Work to do:
A – According to the framework comparison, why is the final file size of a WXT extension dramatically smaller in v0.20? Answer in one to three sentences.
B – In the framework comparison, rewrite the passage starting with "If you missed" and going on through "it was bloat.", with "heavy" replaced by "bulky".

:: Document excerpt

Thankfully, those days are largely behind us. Now, we have two serious contenders in the extension building space: Plasmo (the established React favorite) and WXT (the aggressive newcomer running on Vite).

I dove deep into their repos, re-read hundreds of commits from the last six months, and I’m ready to tell you what’s really going on. Spoiler: one framework is currently flying, and the other seems to be taking an extended vacation.


WXT: The v0.20 Revolution

If you missed it, WXT recently dropped version 0.20, and this wasn’t just a “bug fixes and chores” release. This feels like a fundamentally new direction for the framework.

Imagine this scenario: your extension is running fine, and then you decide to upgrade, and… everything breaks in a fiery blaze. Why? Because the WXT team decided to cut to the quick to make the tool genuinely better. And honestly? It was worth the pain.

1. The Great Weight Loss (Goodbye, Polyfill!)

Historically, almost all extension frameworks had to haul around a heavy library from Mozilla (webextension-polyfill) just to make sure chrome.runtime worked identically across Chrome, Firefox, and Edge. It was convenient, but it was bloat.

WXT’s Move: In v0.20, they said, “No more.” They ripped out that dependency and replaced it with their own, feather-light types and wrappers. Your Benefit: Imagine you’re building an extension as an indie hacker. Your “Hello World” used to weigh as much as a small boat anchor. Now, thanks to better Tree-shaking (when the bundler removes unused code) and dropping the polyfills, the final file size is dramatically smaller. The Chrome Web Store (and your users) will thank you.

2. Styles That Actually Stay Put (Shadow DOM Reset)

Oh, the notorious style battle! Have you ever injected your beautiful UI onto a random website, only for it to become hideously broken because the host site’s global CSS (like div { padding: 50px }) was bleeding into your components?

::::
:: Dataset content

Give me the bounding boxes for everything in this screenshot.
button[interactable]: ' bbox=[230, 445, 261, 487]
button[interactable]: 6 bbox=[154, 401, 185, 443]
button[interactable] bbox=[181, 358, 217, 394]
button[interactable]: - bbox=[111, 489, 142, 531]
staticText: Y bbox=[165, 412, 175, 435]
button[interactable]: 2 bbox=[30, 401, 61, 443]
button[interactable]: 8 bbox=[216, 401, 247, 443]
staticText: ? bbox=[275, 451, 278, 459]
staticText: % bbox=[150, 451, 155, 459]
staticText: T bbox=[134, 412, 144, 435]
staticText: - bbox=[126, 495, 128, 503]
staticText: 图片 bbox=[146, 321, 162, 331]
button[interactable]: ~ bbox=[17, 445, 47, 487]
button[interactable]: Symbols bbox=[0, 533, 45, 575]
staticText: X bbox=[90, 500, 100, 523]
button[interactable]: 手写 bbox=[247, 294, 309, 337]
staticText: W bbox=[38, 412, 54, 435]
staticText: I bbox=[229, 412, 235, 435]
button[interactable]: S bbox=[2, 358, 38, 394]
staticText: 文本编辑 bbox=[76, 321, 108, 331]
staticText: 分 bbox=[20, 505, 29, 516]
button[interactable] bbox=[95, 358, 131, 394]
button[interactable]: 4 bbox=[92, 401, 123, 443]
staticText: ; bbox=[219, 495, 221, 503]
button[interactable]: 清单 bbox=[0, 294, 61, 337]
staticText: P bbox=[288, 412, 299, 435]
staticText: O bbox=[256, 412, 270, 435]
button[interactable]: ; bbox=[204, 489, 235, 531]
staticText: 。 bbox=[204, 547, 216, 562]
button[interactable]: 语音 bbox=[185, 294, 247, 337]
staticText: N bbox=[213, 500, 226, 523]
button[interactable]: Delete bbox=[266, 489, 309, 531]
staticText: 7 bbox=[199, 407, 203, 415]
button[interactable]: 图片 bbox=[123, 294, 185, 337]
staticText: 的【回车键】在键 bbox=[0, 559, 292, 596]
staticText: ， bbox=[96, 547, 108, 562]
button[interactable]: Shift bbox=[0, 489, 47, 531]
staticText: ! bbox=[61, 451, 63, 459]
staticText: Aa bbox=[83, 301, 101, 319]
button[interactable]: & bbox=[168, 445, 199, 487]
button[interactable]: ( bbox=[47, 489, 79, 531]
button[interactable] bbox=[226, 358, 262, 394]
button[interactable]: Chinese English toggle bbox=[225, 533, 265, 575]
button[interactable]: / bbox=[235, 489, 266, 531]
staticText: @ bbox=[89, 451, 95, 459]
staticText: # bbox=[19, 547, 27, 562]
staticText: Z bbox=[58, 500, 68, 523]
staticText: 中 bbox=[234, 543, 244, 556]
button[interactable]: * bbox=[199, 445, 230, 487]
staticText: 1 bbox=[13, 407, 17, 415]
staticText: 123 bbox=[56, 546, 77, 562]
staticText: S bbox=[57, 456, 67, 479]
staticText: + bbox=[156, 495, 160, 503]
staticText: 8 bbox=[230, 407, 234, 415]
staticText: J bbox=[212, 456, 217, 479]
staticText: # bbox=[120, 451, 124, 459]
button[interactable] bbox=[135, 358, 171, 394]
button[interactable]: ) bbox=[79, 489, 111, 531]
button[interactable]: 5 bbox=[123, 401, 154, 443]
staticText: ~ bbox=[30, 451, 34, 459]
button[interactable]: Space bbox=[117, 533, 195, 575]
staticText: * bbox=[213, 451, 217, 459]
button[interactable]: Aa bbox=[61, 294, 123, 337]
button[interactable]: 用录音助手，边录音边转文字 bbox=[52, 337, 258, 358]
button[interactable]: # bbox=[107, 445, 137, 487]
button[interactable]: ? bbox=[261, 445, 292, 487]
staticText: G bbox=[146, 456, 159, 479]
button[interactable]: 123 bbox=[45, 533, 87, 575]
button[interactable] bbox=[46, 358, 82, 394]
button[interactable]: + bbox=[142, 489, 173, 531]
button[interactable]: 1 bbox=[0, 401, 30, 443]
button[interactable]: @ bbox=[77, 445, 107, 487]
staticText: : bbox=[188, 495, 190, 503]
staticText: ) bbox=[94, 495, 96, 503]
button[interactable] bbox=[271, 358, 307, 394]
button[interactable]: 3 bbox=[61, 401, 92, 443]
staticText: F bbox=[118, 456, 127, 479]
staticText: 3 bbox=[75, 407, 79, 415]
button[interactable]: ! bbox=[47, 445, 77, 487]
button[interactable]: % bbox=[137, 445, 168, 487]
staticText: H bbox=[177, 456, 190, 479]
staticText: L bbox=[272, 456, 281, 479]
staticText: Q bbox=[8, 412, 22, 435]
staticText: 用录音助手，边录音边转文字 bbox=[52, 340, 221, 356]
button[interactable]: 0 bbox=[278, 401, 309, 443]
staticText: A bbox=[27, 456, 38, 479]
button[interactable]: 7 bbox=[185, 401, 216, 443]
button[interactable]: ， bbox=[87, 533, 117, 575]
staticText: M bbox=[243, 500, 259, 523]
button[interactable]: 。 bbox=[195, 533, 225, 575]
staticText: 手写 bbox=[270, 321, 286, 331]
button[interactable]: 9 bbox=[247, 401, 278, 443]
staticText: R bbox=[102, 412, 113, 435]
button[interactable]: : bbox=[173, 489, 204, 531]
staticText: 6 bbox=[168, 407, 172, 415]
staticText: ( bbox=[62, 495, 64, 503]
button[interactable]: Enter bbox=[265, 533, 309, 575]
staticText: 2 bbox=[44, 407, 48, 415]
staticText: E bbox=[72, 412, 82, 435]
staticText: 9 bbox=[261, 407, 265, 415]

::::
:: Dataset content

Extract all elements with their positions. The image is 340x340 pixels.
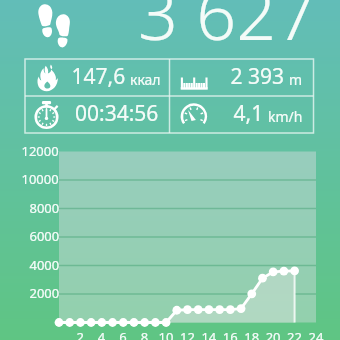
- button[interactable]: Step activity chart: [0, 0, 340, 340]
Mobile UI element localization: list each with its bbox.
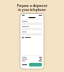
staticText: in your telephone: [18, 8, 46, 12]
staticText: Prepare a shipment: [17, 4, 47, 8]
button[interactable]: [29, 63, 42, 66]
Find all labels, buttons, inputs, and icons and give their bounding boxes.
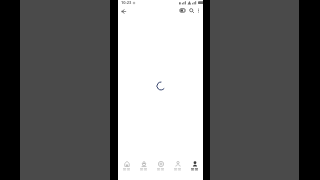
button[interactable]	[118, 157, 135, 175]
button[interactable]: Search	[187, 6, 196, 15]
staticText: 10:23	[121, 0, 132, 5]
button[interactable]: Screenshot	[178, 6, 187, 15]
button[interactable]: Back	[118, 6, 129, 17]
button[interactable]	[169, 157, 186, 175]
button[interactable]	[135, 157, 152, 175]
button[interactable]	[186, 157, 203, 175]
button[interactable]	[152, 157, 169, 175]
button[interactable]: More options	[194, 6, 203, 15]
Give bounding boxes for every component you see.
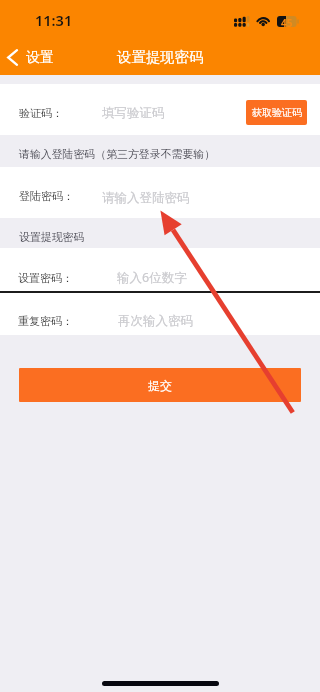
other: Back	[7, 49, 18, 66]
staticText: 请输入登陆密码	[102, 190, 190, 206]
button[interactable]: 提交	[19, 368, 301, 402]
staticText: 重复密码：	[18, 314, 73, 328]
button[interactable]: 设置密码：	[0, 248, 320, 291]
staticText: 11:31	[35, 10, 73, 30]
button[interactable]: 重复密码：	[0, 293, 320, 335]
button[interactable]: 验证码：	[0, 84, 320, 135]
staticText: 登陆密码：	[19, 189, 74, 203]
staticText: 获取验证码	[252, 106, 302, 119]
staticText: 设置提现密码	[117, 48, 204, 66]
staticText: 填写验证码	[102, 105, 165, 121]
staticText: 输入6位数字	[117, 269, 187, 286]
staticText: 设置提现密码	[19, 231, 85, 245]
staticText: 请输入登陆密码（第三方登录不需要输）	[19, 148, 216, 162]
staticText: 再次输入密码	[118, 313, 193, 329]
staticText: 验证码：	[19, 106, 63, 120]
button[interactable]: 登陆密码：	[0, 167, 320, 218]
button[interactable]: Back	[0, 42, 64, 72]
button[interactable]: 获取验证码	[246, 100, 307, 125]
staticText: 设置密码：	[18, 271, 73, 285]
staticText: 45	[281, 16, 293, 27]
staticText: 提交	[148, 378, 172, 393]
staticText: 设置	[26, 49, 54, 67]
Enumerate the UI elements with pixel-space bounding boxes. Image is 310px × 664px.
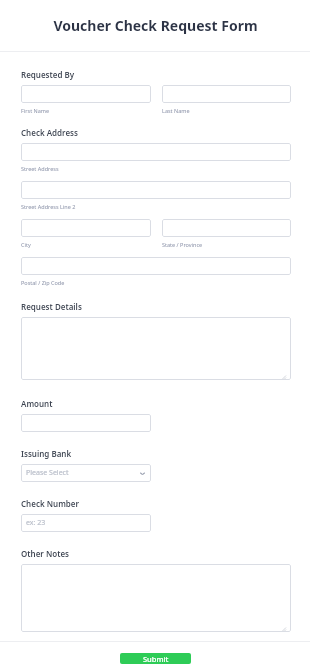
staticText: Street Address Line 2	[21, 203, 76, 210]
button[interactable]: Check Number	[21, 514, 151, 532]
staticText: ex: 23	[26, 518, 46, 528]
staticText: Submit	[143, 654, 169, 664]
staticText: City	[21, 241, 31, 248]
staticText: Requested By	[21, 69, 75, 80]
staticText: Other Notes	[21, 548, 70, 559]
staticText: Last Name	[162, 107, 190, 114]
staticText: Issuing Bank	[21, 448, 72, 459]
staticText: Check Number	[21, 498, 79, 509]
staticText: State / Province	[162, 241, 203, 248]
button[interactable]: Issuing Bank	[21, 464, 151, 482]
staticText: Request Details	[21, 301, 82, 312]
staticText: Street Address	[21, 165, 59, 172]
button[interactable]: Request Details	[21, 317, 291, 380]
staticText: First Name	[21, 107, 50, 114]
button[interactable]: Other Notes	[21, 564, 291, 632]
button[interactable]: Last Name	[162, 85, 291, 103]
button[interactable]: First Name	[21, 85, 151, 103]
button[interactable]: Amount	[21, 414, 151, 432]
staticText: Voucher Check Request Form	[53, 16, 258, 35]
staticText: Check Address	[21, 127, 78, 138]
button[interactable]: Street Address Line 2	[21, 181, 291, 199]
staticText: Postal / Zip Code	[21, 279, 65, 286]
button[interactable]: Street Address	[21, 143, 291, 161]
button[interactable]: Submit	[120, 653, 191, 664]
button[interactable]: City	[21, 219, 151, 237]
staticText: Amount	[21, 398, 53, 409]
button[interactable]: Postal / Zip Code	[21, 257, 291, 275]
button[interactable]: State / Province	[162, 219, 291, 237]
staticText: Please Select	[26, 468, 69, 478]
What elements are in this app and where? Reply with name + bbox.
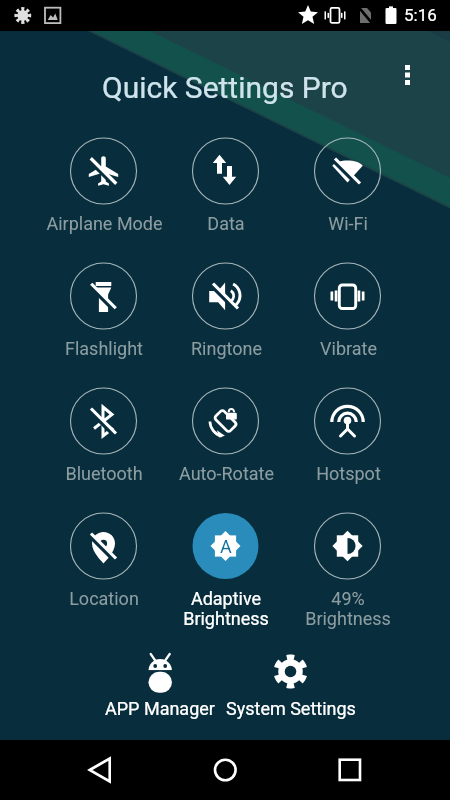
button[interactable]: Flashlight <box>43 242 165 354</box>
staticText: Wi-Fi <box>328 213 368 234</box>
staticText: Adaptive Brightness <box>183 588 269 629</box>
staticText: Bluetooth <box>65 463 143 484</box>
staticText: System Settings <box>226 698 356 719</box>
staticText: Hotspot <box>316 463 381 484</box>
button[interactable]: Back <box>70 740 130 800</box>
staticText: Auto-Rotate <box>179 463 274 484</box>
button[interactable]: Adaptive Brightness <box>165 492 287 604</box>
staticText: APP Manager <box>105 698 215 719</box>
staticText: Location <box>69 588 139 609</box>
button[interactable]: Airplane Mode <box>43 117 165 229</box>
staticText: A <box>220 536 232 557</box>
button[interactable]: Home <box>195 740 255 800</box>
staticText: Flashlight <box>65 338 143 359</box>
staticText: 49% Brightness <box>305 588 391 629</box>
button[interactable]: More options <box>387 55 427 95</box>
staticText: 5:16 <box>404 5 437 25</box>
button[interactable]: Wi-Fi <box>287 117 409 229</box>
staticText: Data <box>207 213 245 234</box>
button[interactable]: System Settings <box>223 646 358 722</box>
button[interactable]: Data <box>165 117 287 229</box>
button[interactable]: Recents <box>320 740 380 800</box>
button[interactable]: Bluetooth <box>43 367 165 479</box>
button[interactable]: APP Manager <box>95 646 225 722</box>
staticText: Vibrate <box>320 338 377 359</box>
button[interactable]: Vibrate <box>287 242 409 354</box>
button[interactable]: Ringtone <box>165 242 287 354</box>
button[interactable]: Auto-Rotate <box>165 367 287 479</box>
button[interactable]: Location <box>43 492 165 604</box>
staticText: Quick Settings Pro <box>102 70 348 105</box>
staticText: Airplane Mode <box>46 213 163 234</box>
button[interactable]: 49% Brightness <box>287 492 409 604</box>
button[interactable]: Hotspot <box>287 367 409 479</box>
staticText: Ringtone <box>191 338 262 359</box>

::::

Expected responses:
A – The final file size is dramatically smaller because of better tree-shaking, where the bundler removes unused code. It is also smaller because WXT dropped the polyfills. The team removed the heavy webextension-polyfill dependency and replaced it with its own feather-light types and wrappers.

B –
If you missed it, WXT recently dropped version 0.20, and this wasn’t just a “bug fixes and chores” release. This feels like a fundamentally new direction for the framework.

Imagine this scenario: your extension is running fine, and then you decide to upgrade, and… everything breaks in a fiery blaze. Why? Because the WXT team decided to cut to the quick to make the tool genuinely better. And honestly? It was worth the pain.

1. The Great Weight Loss (Goodbye, Polyfill!)

Historically, almost all extension frameworks had to haul around a bulky library from Mozilla (webextension-polyfill) just to make sure chrome.runtime worked identically across Chrome, Firefox, and Edge. It was convenient, but it was bloat.